* start Recorded data *

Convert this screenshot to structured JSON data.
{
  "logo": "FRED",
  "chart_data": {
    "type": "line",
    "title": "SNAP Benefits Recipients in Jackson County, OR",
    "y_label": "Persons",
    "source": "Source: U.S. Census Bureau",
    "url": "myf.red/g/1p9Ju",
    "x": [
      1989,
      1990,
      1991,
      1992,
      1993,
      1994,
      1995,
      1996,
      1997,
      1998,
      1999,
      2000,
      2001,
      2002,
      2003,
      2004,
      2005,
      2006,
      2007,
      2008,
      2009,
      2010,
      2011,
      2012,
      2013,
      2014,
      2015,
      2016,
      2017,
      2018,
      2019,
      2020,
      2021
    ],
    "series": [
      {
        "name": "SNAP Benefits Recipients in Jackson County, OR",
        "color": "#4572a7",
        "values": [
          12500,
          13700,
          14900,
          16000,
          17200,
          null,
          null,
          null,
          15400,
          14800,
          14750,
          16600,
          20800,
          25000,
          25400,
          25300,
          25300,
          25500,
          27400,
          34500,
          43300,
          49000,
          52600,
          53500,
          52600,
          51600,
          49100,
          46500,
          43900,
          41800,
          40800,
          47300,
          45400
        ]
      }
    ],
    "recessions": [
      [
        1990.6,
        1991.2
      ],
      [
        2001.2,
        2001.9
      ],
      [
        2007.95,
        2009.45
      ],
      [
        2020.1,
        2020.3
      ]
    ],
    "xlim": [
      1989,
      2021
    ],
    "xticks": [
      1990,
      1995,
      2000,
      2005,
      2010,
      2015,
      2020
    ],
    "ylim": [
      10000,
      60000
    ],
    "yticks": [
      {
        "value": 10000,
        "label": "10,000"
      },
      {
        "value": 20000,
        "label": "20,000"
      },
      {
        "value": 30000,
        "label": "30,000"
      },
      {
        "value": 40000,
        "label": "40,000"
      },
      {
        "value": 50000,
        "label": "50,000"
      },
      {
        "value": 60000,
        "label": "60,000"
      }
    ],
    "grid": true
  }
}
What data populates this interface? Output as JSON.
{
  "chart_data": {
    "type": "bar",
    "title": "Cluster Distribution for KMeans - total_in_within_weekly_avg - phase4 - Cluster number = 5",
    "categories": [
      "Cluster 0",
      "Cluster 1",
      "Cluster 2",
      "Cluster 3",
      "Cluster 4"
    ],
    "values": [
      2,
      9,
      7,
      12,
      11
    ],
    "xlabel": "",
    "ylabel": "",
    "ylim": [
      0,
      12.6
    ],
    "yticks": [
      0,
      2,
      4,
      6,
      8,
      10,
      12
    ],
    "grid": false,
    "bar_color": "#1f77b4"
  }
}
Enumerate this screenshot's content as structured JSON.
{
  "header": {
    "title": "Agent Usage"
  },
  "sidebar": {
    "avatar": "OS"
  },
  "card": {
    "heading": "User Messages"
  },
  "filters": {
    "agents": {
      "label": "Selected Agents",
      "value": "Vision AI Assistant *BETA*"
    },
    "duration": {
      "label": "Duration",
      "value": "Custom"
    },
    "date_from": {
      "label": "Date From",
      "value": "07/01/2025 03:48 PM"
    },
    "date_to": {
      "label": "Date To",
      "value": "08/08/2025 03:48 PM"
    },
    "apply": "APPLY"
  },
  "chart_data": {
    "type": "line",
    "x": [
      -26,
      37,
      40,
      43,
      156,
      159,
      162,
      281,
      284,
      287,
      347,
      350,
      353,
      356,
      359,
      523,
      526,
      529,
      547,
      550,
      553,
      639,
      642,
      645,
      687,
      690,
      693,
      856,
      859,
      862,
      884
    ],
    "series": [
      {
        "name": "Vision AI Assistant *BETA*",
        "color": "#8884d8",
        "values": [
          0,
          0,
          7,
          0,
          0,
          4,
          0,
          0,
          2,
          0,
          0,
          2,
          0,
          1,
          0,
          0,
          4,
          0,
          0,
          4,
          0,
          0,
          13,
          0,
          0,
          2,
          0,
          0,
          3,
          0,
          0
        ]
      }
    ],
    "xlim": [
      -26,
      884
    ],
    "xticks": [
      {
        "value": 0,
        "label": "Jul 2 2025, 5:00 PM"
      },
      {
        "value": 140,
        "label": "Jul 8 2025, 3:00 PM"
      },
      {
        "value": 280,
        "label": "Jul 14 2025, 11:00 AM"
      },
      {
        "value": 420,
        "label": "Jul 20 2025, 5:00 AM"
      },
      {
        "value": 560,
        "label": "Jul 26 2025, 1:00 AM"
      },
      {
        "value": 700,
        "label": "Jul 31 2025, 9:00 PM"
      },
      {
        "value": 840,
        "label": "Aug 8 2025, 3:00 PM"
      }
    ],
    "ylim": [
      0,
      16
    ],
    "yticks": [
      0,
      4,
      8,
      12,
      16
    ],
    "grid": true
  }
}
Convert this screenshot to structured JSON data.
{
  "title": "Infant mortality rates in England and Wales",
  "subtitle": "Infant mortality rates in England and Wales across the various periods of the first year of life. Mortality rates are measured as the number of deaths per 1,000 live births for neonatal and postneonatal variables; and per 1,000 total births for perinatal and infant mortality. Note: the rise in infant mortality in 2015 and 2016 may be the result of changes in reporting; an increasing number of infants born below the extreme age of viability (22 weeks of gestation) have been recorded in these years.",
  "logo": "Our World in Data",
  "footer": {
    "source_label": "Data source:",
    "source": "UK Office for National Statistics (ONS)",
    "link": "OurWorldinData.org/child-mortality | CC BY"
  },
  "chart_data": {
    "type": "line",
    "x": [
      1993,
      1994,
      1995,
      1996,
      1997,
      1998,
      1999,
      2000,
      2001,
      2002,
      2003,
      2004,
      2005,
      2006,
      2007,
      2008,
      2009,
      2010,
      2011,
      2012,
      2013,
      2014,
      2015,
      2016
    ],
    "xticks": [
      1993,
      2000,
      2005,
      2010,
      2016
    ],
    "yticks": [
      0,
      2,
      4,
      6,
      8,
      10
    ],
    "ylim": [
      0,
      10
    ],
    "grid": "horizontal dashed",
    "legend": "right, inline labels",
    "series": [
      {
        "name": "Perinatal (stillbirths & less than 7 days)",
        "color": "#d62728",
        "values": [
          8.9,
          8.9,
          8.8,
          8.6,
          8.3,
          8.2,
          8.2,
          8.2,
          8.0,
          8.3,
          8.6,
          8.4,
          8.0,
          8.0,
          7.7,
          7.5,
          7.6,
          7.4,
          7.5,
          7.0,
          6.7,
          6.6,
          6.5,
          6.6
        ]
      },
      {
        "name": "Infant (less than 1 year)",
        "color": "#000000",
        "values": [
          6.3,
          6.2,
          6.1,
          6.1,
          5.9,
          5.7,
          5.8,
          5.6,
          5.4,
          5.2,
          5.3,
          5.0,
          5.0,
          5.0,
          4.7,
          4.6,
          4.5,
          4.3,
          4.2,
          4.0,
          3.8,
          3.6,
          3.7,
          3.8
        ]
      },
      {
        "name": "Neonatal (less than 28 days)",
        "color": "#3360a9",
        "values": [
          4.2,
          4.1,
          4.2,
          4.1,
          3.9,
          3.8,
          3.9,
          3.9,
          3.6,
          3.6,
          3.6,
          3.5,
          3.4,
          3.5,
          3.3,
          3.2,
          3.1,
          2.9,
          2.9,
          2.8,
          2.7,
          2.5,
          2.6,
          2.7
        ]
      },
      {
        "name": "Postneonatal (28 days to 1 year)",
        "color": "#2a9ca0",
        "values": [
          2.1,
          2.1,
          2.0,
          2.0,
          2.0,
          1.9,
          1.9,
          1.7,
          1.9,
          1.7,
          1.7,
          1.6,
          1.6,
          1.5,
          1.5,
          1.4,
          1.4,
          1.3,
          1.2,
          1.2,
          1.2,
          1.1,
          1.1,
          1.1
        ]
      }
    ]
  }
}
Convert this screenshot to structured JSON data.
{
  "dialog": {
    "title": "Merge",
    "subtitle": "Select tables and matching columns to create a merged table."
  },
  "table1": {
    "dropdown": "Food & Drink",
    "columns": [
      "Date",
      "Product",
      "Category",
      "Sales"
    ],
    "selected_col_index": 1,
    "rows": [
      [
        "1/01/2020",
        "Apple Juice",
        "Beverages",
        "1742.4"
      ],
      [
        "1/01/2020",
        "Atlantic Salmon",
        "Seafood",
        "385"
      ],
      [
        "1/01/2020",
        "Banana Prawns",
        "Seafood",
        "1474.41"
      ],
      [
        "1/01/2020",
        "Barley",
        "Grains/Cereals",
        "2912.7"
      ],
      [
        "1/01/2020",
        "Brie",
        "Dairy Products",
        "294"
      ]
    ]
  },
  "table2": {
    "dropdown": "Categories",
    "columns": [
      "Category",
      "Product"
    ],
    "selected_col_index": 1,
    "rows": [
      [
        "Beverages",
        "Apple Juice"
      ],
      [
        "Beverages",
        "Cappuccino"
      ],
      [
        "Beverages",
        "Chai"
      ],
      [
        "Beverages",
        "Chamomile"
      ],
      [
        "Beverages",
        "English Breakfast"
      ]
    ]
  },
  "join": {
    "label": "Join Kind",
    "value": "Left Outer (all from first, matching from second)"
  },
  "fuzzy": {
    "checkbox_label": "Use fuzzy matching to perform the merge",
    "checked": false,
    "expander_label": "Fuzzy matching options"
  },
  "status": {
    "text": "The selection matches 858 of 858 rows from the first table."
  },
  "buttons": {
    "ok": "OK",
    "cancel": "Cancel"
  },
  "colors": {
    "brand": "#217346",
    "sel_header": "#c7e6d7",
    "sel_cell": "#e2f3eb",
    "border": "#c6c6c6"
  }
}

* end Recorded data *

## What you need to do:
Write down only how many lines in the listing contain the word "BETA".

## Task result:
2